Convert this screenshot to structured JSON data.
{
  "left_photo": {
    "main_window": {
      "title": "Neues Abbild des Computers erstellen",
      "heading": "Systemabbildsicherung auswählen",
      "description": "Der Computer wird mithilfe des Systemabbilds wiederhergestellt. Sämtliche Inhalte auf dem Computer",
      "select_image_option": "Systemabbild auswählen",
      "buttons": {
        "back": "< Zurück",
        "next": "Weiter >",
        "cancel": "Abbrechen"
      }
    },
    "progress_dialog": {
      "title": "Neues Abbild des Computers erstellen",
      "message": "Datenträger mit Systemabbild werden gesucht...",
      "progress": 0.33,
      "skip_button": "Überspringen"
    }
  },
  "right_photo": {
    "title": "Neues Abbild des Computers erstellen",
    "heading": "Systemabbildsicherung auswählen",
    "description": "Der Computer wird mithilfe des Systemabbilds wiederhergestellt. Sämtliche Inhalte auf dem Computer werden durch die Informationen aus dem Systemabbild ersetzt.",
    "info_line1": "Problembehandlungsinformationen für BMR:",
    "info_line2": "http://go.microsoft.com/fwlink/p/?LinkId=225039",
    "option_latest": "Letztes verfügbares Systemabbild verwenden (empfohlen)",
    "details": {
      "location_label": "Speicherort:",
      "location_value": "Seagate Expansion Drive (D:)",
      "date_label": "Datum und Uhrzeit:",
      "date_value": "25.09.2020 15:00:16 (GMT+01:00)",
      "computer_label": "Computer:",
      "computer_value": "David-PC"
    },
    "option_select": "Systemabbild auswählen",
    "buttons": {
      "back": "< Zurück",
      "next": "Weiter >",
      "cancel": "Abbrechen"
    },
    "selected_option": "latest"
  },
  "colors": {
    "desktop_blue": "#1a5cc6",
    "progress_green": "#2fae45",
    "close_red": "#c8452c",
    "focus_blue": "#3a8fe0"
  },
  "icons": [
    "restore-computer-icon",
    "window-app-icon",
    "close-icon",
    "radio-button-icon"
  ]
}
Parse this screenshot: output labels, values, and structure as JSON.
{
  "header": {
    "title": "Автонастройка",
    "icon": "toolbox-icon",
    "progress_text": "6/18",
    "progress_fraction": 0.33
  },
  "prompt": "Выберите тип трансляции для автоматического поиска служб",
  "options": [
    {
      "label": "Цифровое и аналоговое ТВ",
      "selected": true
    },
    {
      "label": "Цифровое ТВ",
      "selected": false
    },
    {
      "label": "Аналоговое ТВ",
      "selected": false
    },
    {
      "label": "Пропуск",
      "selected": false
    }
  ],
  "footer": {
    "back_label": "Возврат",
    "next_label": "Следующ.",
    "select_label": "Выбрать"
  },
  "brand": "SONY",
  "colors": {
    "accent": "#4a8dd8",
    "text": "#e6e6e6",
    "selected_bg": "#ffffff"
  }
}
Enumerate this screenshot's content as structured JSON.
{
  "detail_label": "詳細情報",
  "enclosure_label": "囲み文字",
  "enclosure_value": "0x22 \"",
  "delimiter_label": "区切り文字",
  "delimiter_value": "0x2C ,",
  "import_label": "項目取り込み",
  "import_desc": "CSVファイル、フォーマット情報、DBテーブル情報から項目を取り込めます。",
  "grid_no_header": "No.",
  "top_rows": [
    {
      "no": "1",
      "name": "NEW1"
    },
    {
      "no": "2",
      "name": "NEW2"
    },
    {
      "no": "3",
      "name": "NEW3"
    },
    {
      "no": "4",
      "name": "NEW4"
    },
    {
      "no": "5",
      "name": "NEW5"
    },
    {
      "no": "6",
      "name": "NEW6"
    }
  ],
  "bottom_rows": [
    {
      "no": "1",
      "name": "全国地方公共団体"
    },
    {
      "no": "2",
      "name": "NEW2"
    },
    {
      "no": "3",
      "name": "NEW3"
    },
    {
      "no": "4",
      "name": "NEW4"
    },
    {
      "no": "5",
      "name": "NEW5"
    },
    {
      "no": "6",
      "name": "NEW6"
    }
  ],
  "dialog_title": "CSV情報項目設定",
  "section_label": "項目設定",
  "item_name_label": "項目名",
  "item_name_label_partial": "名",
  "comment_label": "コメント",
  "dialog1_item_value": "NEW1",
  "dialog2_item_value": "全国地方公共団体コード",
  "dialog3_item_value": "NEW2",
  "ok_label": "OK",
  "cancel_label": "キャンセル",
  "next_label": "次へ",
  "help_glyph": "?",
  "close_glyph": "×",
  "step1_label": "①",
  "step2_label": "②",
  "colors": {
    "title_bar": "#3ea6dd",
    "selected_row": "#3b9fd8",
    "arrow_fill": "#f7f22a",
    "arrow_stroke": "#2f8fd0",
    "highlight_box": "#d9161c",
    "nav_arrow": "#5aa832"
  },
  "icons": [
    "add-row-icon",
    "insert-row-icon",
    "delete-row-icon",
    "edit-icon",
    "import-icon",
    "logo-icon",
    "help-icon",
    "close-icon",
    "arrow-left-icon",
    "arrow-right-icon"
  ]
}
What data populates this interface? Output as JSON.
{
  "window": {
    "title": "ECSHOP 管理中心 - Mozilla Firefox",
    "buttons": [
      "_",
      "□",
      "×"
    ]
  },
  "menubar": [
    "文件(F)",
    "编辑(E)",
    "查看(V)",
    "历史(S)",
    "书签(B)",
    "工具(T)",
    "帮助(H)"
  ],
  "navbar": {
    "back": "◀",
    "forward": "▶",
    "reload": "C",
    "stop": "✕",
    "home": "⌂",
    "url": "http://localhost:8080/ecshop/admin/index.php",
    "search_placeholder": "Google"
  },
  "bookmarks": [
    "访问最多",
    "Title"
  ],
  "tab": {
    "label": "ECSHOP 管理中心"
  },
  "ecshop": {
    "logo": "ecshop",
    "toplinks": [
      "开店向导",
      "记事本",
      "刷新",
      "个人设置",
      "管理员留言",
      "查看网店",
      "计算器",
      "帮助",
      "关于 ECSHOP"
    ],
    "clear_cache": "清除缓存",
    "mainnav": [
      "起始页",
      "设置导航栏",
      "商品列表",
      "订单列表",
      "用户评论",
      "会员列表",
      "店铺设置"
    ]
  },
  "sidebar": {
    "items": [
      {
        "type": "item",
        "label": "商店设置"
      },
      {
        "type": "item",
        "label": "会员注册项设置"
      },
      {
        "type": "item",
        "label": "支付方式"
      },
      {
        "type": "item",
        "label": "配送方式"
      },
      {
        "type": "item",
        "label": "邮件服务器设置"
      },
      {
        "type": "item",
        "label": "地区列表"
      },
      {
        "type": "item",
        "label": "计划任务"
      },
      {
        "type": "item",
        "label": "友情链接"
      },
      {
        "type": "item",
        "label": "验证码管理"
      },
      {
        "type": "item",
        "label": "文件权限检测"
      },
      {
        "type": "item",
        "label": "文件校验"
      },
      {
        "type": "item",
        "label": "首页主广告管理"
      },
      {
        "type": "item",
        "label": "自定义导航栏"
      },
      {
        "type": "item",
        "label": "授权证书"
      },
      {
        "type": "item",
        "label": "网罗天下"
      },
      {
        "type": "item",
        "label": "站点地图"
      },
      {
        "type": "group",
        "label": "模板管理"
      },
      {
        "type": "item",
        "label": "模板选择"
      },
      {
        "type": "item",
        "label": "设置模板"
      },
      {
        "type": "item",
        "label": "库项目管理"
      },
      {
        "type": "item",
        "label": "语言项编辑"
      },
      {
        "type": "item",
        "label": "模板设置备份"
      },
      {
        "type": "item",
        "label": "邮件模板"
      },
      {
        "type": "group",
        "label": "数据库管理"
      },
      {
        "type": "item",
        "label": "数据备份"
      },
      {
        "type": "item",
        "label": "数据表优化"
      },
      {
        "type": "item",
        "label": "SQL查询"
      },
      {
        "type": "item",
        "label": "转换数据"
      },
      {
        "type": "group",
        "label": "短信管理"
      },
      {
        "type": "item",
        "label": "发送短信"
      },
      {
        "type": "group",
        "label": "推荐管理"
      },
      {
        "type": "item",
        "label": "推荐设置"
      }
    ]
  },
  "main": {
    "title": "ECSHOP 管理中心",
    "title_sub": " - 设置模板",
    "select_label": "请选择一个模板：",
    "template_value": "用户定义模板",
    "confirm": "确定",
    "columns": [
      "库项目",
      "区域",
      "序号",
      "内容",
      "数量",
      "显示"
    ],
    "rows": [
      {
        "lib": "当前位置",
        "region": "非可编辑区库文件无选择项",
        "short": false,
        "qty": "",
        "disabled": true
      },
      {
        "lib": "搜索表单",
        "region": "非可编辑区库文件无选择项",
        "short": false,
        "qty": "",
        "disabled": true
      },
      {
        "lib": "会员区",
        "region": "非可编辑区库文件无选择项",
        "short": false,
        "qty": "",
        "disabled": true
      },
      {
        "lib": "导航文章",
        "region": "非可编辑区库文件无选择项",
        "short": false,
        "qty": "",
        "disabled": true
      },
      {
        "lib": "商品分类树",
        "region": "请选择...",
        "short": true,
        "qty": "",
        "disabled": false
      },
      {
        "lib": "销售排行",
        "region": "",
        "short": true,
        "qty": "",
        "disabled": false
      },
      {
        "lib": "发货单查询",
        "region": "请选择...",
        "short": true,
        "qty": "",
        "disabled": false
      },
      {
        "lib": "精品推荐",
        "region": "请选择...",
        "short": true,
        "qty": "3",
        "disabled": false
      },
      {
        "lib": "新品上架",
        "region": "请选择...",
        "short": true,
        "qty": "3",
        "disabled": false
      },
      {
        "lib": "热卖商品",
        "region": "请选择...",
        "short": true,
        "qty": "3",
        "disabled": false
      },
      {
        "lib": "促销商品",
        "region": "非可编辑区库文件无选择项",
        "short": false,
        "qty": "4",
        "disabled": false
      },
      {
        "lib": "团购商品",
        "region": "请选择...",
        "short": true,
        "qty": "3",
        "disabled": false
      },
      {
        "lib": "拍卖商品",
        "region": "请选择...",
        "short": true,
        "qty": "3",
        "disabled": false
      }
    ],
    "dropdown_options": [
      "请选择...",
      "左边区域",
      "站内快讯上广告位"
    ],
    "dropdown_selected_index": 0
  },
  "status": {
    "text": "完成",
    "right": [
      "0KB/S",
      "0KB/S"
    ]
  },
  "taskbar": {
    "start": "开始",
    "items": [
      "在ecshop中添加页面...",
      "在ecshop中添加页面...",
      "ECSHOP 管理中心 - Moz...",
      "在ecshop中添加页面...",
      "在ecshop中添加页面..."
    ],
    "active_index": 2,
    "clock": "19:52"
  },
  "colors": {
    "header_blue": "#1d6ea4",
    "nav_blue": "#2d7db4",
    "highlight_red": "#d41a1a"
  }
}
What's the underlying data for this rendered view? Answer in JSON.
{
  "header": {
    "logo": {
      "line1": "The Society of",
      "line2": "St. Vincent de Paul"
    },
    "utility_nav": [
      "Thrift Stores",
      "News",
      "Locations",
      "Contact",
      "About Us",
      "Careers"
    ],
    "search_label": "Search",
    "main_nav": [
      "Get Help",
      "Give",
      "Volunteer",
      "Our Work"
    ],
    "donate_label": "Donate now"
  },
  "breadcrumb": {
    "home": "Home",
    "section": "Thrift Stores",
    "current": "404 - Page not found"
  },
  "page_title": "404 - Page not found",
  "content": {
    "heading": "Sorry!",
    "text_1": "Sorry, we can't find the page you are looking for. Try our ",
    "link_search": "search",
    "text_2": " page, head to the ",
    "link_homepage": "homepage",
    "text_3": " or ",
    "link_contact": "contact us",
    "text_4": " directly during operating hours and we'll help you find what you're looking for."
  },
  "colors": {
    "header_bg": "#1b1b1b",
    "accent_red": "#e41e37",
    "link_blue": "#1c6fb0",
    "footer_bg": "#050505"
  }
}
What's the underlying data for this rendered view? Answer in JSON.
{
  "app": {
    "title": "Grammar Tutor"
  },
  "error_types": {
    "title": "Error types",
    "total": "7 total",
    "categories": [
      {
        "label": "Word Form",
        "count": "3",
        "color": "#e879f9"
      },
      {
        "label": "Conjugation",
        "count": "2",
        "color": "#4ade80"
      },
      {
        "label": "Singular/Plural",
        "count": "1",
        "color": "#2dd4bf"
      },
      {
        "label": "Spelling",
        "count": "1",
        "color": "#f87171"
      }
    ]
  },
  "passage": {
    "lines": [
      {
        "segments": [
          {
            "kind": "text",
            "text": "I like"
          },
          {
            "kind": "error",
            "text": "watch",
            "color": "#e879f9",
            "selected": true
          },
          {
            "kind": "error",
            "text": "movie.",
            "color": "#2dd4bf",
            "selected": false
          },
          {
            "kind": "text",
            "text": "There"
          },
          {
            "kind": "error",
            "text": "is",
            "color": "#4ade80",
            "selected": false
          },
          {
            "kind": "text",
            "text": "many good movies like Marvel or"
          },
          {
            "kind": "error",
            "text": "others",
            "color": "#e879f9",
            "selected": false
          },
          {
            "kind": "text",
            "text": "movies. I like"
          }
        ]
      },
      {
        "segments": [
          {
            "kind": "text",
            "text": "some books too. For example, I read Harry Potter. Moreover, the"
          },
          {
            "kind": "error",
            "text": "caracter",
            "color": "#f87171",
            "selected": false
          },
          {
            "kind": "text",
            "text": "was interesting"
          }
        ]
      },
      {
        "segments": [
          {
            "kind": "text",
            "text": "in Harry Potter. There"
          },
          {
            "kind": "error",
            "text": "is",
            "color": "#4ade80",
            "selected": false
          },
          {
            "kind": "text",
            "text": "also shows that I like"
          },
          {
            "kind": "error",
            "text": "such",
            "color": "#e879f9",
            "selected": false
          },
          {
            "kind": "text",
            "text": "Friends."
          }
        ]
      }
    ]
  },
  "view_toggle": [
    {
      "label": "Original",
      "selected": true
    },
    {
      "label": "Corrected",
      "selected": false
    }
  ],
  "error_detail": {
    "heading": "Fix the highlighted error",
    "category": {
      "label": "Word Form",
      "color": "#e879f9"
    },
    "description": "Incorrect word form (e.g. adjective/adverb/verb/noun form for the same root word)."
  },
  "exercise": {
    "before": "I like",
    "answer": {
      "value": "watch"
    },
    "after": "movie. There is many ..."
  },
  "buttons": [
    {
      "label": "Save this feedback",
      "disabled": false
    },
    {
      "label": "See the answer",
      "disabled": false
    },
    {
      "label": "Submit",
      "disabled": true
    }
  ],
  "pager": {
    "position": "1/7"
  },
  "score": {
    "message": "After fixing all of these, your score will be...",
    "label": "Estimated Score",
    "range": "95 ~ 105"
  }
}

Exercise prompt:
Within the listing above, find every line containing the string "like" and return it.

Solved exercise:
            "text": "I like"
            "text": "many good movies like Marvel or"
            "text": "movies. I like"
            "text": "also shows that I like"
    "before": "I like",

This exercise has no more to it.